EXERCISE REQUIREMENTS
Render every entry verbatim.

SOURCE DATA
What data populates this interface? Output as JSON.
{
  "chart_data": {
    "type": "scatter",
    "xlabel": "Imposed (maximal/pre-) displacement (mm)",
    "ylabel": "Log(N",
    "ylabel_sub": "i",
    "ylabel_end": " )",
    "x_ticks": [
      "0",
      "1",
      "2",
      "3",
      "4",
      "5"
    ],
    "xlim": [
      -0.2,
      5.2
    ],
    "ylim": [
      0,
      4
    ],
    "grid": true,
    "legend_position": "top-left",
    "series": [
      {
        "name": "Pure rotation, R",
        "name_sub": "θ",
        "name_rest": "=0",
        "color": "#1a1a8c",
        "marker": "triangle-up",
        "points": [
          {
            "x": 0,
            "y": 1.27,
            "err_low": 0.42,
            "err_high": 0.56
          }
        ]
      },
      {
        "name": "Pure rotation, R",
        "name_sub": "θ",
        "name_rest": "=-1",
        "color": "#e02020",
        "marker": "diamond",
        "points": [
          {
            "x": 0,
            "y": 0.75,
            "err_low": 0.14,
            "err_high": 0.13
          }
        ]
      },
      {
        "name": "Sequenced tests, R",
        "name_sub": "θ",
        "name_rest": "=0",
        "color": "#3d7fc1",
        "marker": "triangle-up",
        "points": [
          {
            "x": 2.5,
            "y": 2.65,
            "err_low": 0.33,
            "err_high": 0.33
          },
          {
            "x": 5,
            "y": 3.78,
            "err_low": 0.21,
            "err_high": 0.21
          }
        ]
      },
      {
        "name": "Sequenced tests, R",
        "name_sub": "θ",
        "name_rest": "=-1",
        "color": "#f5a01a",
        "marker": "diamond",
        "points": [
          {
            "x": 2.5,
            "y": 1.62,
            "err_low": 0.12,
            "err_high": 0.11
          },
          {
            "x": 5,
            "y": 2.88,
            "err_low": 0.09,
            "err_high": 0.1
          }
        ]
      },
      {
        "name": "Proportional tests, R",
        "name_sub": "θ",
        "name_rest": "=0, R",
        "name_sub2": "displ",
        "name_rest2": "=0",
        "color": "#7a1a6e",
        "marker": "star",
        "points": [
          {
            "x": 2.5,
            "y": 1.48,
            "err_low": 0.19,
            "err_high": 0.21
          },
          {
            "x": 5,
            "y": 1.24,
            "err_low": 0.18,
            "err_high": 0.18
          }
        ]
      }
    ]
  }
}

EXPECTED ANSWER
What data populates this interface? Output as JSON.
{
  "chart_data": {
    "type": "scatter",
    "xlabel": "Imposed (maximal/pre-) displacement (mm)",
    "ylabel": "Log(N",
    "ylabel_sub": "i",
    "ylabel_end": " )",
    "x_ticks": [
      "0",
      "1",
      "2",
      "3",
      "4",
      "5"
    ],
    "xlim": [
      -0.2,
      5.2
    ],
    "ylim": [
      0,
      4
    ],
    "grid": true,
    "legend_position": "top-left",
    "series": [
      {
        "name": "Pure rotation, R",
        "name_sub": "θ",
        "name_rest": "=0",
        "color": "#1a1a8c",
        "marker": "triangle-up",
        "points": [
          {
            "x": 0,
            "y": 1.27,
            "err_low": 0.42,
            "err_high": 0.56
          }
        ]
      },
      {
        "name": "Pure rotation, R",
        "name_sub": "θ",
        "name_rest": "=-1",
        "color": "#e02020",
        "marker": "diamond",
        "points": [
          {
            "x": 0,
            "y": 0.75,
            "err_low": 0.14,
            "err_high": 0.13
          }
        ]
      },
      {
        "name": "Sequenced tests, R",
        "name_sub": "θ",
        "name_rest": "=0",
        "color": "#3d7fc1",
        "marker": "triangle-up",
        "points": [
          {
            "x": 2.5,
            "y": 2.65,
            "err_low": 0.33,
            "err_high": 0.33
          },
          {
            "x": 5,
            "y": 3.78,
            "err_low": 0.21,
            "err_high": 0.21
          }
        ]
      },
      {
        "name": "Sequenced tests, R",
        "name_sub": "θ",
        "name_rest": "=-1",
        "color": "#f5a01a",
        "marker": "diamond",
        "points": [
          {
            "x": 2.5,
            "y": 1.62,
            "err_low": 0.12,
            "err_high": 0.11
          },
          {
            "x": 5,
            "y": 2.88,
            "err_low": 0.09,
            "err_high": 0.1
          }
        ]
      },
      {
        "name": "Proportional tests, R",
        "name_sub": "θ",
        "name_rest": "=0, R",
        "name_sub2": "displ",
        "name_rest2": "=0",
        "color": "#7a1a6e",
        "marker": "star",
        "points": [
          {
            "x": 2.5,
            "y": 1.48,
            "err_low": 0.19,
            "err_high": 0.21
          },
          {
            "x": 5,
            "y": 1.24,
            "err_low": 0.18,
            "err_high": 0.18
          }
        ]
      }
    ]
  }
}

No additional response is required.